** Provided data **
***

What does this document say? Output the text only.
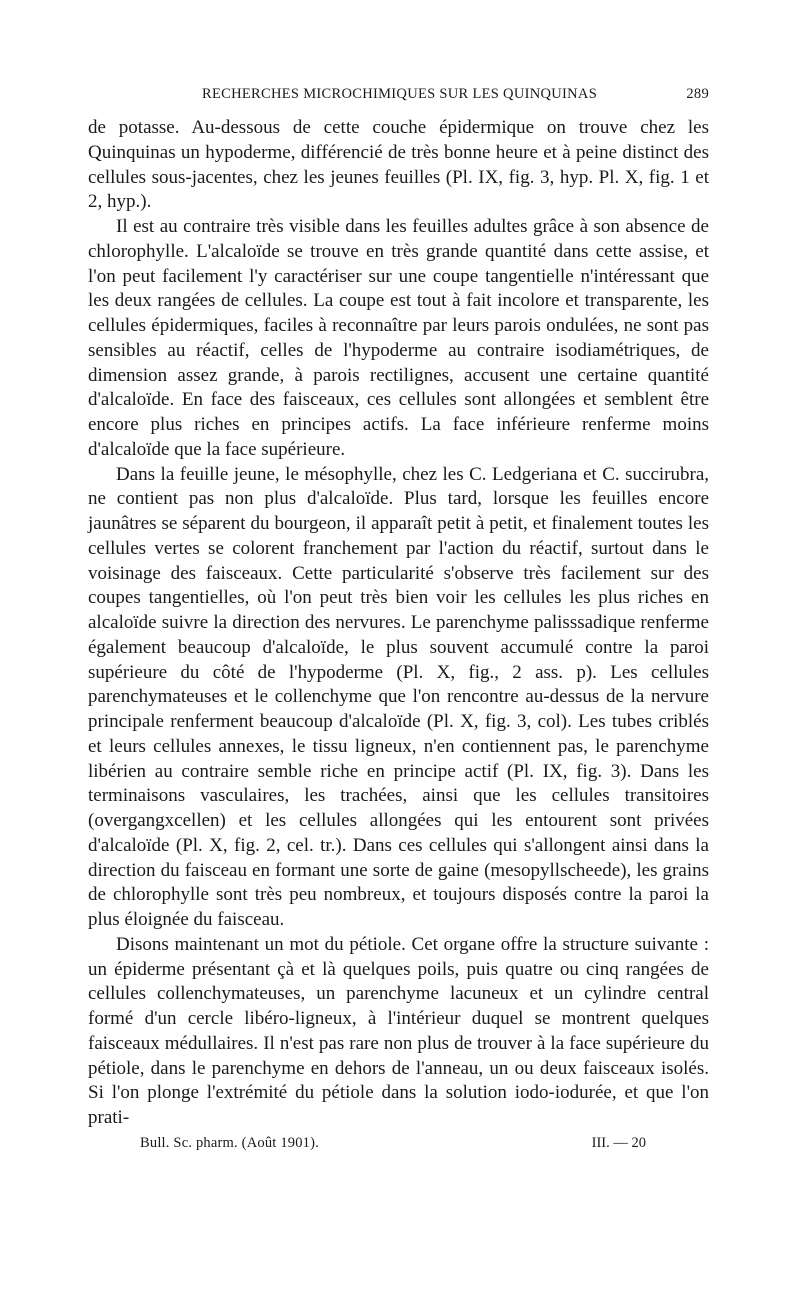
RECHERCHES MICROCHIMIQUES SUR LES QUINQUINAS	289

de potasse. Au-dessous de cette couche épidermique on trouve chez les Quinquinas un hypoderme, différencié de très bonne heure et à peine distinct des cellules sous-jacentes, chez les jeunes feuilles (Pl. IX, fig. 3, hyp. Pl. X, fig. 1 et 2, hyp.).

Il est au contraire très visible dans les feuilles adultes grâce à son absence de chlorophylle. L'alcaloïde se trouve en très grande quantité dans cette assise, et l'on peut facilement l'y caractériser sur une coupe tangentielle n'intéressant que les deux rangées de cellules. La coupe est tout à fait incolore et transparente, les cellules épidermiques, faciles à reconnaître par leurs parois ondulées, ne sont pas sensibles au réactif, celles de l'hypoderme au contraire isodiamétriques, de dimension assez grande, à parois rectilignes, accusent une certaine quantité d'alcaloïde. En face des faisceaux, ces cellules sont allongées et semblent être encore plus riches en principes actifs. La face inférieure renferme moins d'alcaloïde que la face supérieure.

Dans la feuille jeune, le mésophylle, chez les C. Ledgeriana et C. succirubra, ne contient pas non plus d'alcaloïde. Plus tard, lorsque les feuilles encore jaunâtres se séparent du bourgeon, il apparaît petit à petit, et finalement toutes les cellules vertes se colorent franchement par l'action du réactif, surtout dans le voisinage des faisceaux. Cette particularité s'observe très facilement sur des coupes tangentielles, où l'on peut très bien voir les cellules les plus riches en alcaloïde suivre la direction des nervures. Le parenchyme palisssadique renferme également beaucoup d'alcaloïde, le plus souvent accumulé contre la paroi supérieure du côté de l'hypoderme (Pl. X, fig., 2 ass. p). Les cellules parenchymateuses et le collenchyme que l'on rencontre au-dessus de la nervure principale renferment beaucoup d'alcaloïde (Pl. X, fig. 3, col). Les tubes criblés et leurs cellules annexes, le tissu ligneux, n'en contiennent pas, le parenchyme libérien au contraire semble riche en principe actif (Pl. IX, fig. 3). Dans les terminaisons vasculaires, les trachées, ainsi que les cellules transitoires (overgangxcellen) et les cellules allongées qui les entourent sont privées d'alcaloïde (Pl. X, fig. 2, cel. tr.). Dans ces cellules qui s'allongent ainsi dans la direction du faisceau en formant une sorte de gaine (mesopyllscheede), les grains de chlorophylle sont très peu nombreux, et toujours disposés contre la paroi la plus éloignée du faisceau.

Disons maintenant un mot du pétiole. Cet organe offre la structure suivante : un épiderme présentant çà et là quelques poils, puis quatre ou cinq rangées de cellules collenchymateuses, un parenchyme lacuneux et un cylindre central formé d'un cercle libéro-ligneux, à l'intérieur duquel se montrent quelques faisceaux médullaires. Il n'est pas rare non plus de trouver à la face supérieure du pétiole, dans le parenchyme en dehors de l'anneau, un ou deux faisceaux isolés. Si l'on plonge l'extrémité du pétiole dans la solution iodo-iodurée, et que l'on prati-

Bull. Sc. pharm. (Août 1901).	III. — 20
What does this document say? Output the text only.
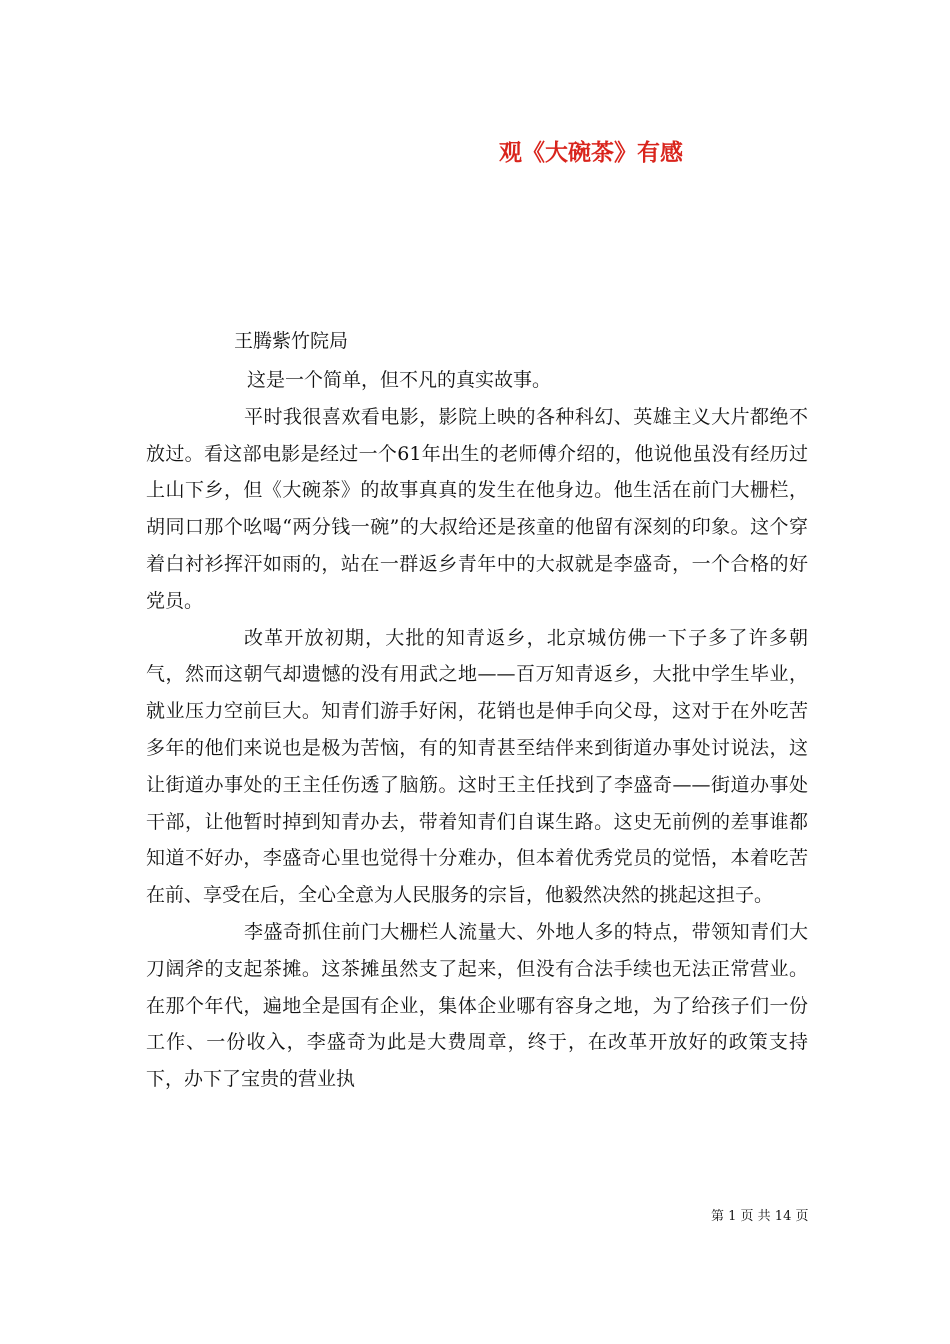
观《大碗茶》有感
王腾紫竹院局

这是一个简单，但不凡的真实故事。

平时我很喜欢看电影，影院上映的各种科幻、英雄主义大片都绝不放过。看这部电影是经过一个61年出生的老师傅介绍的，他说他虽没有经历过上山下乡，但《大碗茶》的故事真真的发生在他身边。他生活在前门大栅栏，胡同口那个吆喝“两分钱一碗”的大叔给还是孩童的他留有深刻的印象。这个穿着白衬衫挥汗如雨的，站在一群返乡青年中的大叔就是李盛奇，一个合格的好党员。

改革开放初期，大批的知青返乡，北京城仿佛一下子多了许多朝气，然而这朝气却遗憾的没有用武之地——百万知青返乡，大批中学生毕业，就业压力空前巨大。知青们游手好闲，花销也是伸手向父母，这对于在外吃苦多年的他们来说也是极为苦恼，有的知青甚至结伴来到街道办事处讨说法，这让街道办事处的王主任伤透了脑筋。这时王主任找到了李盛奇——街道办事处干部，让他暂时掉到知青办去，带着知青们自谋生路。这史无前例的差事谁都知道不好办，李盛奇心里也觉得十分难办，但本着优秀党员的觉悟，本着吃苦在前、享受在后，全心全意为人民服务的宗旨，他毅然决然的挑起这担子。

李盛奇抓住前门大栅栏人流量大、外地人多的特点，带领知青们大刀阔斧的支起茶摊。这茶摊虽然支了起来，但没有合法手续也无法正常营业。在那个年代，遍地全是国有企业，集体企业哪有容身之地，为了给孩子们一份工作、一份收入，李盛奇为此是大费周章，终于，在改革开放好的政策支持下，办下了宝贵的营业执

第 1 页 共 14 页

***

** Exercise requirements **
Print all of the entries word for word. Omit the pictures they contain.

** Final answer **
What does this document say? Output the text only.
RECHERCHES MICROCHIMIQUES SUR LES QUINQUINAS	289

de potasse. Au-dessous de cette couche épidermique on trouve chez les Quinquinas un hypoderme, différencié de très bonne heure et à peine distinct des cellules sous-jacentes, chez les jeunes feuilles (Pl. IX, fig. 3, hyp. Pl. X, fig. 1 et 2, hyp.).

Il est au contraire très visible dans les feuilles adultes grâce à son absence de chlorophylle. L'alcaloïde se trouve en très grande quantité dans cette assise, et l'on peut facilement l'y caractériser sur une coupe tangentielle n'intéressant que les deux rangées de cellules. La coupe est tout à fait incolore et transparente, les cellules épidermiques, faciles à reconnaître par leurs parois ondulées, ne sont pas sensibles au réactif, celles de l'hypoderme au contraire isodiamétriques, de dimension assez grande, à parois rectilignes, accusent une certaine quantité d'alcaloïde. En face des faisceaux, ces cellules sont allongées et semblent être encore plus riches en principes actifs. La face inférieure renferme moins d'alcaloïde que la face supérieure.

Dans la feuille jeune, le mésophylle, chez les C. Ledgeriana et C. succirubra, ne contient pas non plus d'alcaloïde. Plus tard, lorsque les feuilles encore jaunâtres se séparent du bourgeon, il apparaît petit à petit, et finalement toutes les cellules vertes se colorent franchement par l'action du réactif, surtout dans le voisinage des faisceaux. Cette particularité s'observe très facilement sur des coupes tangentielles, où l'on peut très bien voir les cellules les plus riches en alcaloïde suivre la direction des nervures. Le parenchyme palisssadique renferme également beaucoup d'alcaloïde, le plus souvent accumulé contre la paroi supérieure du côté de l'hypoderme (Pl. X, fig., 2 ass. p). Les cellules parenchymateuses et le collenchyme que l'on rencontre au-dessus de la nervure principale renferment beaucoup d'alcaloïde (Pl. X, fig. 3, col). Les tubes criblés et leurs cellules annexes, le tissu ligneux, n'en contiennent pas, le parenchyme libérien au contraire semble riche en principe actif (Pl. IX, fig. 3). Dans les terminaisons vasculaires, les trachées, ainsi que les cellules transitoires (overgangxcellen) et les cellules allongées qui les entourent sont privées d'alcaloïde (Pl. X, fig. 2, cel. tr.). Dans ces cellules qui s'allongent ainsi dans la direction du faisceau en formant une sorte de gaine (mesopyllscheede), les grains de chlorophylle sont très peu nombreux, et toujours disposés contre la paroi la plus éloignée du faisceau.

Disons maintenant un mot du pétiole. Cet organe offre la structure suivante : un épiderme présentant çà et là quelques poils, puis quatre ou cinq rangées de cellules collenchymateuses, un parenchyme lacuneux et un cylindre central formé d'un cercle libéro-ligneux, à l'intérieur duquel se montrent quelques faisceaux médullaires. Il n'est pas rare non plus de trouver à la face supérieure du pétiole, dans le parenchyme en dehors de l'anneau, un ou deux faisceaux isolés. Si l'on plonge l'extrémité du pétiole dans la solution iodo-iodurée, et que l'on prati-

Bull. Sc. pharm. (Août 1901).	III. — 20
What does this document say? Output the text only.
观《大碗茶》有感
王腾紫竹院局

这是一个简单，但不凡的真实故事。

平时我很喜欢看电影，影院上映的各种科幻、英雄主义大片都绝不放过。看这部电影是经过一个61年出生的老师傅介绍的，他说他虽没有经历过上山下乡，但《大碗茶》的故事真真的发生在他身边。他生活在前门大栅栏，胡同口那个吆喝“两分钱一碗”的大叔给还是孩童的他留有深刻的印象。这个穿着白衬衫挥汗如雨的，站在一群返乡青年中的大叔就是李盛奇，一个合格的好党员。

改革开放初期，大批的知青返乡，北京城仿佛一下子多了许多朝气，然而这朝气却遗憾的没有用武之地——百万知青返乡，大批中学生毕业，就业压力空前巨大。知青们游手好闲，花销也是伸手向父母，这对于在外吃苦多年的他们来说也是极为苦恼，有的知青甚至结伴来到街道办事处讨说法，这让街道办事处的王主任伤透了脑筋。这时王主任找到了李盛奇——街道办事处干部，让他暂时掉到知青办去，带着知青们自谋生路。这史无前例的差事谁都知道不好办，李盛奇心里也觉得十分难办，但本着优秀党员的觉悟，本着吃苦在前、享受在后，全心全意为人民服务的宗旨，他毅然决然的挑起这担子。

李盛奇抓住前门大栅栏人流量大、外地人多的特点，带领知青们大刀阔斧的支起茶摊。这茶摊虽然支了起来，但没有合法手续也无法正常营业。在那个年代，遍地全是国有企业，集体企业哪有容身之地，为了给孩子们一份工作、一份收入，李盛奇为此是大费周章，终于，在改革开放好的政策支持下，办下了宝贵的营业执

第 1 页 共 14 页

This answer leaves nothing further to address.